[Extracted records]

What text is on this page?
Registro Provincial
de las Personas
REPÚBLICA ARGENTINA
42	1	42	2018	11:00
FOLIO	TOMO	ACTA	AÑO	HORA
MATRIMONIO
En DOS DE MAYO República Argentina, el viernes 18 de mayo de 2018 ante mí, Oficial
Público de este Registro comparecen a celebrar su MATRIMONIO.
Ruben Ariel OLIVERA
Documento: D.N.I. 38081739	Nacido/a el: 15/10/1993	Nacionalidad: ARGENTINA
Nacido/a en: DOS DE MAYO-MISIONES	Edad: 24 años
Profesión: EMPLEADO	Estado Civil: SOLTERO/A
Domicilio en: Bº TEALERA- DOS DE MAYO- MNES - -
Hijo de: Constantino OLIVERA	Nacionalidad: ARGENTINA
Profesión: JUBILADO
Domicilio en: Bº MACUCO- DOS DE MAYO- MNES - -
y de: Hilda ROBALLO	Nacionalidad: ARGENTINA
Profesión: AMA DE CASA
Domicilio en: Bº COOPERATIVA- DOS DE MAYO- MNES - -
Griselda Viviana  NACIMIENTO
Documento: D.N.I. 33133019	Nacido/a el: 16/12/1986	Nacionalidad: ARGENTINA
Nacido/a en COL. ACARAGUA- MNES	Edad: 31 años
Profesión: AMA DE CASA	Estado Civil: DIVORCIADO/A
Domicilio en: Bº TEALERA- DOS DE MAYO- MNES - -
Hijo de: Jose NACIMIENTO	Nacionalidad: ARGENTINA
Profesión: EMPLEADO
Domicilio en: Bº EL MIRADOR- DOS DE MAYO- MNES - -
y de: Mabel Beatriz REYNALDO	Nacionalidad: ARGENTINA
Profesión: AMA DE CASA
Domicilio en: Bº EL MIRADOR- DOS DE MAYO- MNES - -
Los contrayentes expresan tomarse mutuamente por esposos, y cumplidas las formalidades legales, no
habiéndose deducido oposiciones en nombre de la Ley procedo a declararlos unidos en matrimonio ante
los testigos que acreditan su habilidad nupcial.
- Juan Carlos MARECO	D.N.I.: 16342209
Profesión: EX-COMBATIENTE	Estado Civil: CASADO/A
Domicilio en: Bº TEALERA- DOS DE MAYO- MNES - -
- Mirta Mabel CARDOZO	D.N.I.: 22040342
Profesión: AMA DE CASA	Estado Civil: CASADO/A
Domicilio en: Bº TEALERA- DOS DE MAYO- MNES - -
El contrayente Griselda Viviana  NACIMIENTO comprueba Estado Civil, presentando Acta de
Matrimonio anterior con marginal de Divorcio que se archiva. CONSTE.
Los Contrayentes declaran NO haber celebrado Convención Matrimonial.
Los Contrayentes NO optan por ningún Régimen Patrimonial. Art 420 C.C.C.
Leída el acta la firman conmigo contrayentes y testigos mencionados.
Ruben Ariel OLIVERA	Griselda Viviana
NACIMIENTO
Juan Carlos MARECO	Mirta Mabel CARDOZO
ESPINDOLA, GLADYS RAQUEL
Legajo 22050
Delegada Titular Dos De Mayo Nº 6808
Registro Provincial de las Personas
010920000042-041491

* _Short problem_
Can you give every line above again, exactly as written?

* _The output_
What text is on this page?
Registro Provincial
de las Personas
REPÚBLICA ARGENTINA
42	1	42	2018	11:00
FOLIO	TOMO	ACTA	AÑO	HORA
MATRIMONIO
En DOS DE MAYO República Argentina, el viernes 18 de mayo de 2018 ante mí, Oficial
Público de este Registro comparecen a celebrar su MATRIMONIO.
Ruben Ariel OLIVERA
Documento: D.N.I. 38081739	Nacido/a el: 15/10/1993	Nacionalidad: ARGENTINA
Nacido/a en: DOS DE MAYO-MISIONES	Edad: 24 años
Profesión: EMPLEADO	Estado Civil: SOLTERO/A
Domicilio en: Bº TEALERA- DOS DE MAYO- MNES - -
Hijo de: Constantino OLIVERA	Nacionalidad: ARGENTINA
Profesión: JUBILADO
Domicilio en: Bº MACUCO- DOS DE MAYO- MNES - -
y de: Hilda ROBALLO	Nacionalidad: ARGENTINA
Profesión: AMA DE CASA
Domicilio en: Bº COOPERATIVA- DOS DE MAYO- MNES - -
Griselda Viviana  NACIMIENTO
Documento: D.N.I. 33133019	Nacido/a el: 16/12/1986	Nacionalidad: ARGENTINA
Nacido/a en COL. ACARAGUA- MNES	Edad: 31 años
Profesión: AMA DE CASA	Estado Civil: DIVORCIADO/A
Domicilio en: Bº TEALERA- DOS DE MAYO- MNES - -
Hijo de: Jose NACIMIENTO	Nacionalidad: ARGENTINA
Profesión: EMPLEADO
Domicilio en: Bº EL MIRADOR- DOS DE MAYO- MNES - -
y de: Mabel Beatriz REYNALDO	Nacionalidad: ARGENTINA
Profesión: AMA DE CASA
Domicilio en: Bº EL MIRADOR- DOS DE MAYO- MNES - -
Los contrayentes expresan tomarse mutuamente por esposos, y cumplidas las formalidades legales, no
habiéndose deducido oposiciones en nombre de la Ley procedo a declararlos unidos en matrimonio ante
los testigos que acreditan su habilidad nupcial.
- Juan Carlos MARECO	D.N.I.: 16342209
Profesión: EX-COMBATIENTE	Estado Civil: CASADO/A
Domicilio en: Bº TEALERA- DOS DE MAYO- MNES - -
- Mirta Mabel CARDOZO	D.N.I.: 22040342
Profesión: AMA DE CASA	Estado Civil: CASADO/A
Domicilio en: Bº TEALERA- DOS DE MAYO- MNES - -
El contrayente Griselda Viviana  NACIMIENTO comprueba Estado Civil, presentando Acta de
Matrimonio anterior con marginal de Divorcio que se archiva. CONSTE.
Los Contrayentes declaran NO haber celebrado Convención Matrimonial.
Los Contrayentes NO optan por ningún Régimen Patrimonial. Art 420 C.C.C.
Leída el acta la firman conmigo contrayentes y testigos mencionados.
Ruben Ariel OLIVERA	Griselda Viviana
NACIMIENTO
Juan Carlos MARECO	Mirta Mabel CARDOZO
ESPINDOLA, GLADYS RAQUEL
Legajo 22050
Delegada Titular Dos De Mayo Nº 6808
Registro Provincial de las Personas
010920000042-041491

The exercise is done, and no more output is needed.